[Excerpt from a dataset]
----------------------------------------

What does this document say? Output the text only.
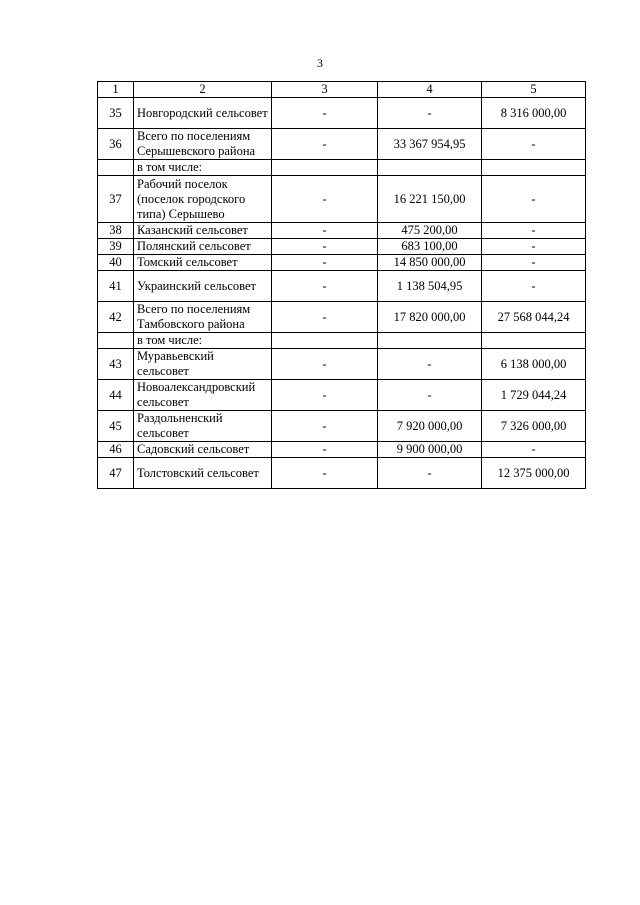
3
1	2	3	4	5
35	Новгородский сельсовет	-	-	8 316 000,00
36	Всего по поселениям Серышевского района	-	33 367 954,95	-
	в том числе:			
37	Рабочий поселок (поселок городского типа) Серышево	-	16 221 150,00	-
38	Казанский сельсовет	-	475 200,00	-
39	Полянский сельсовет	-	683 100,00	-
40	Томский сельсовет	-	14 850 000,00	-
41	Украинский сельсовет	-	1 138 504,95	-
42	Всего по поселениям Тамбовского района	-	17 820 000,00	27 568 044,24
	в том числе:			
43	Муравьевский сельсовет	-	-	6 138 000,00
44	Новоалександровский сельсовет	-	-	1 729 044,24
45	Раздольненский сельсовет	-	7 920 000,00	7 326 000,00
46	Садовский сельсовет	-	9 900 000,00	-
47	Толстовский сельсовет	-	-	12 375 000,00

----------------------------------------

_REQUIRED TASK:_ Copy out each line that contains the word "района".

_FULL ANSWER:_
36	Всего по поселениям Серышевского района	-	33 367 954,95	-
42	Всего по поселениям Тамбовского района	-	17 820 000,00	27 568 044,24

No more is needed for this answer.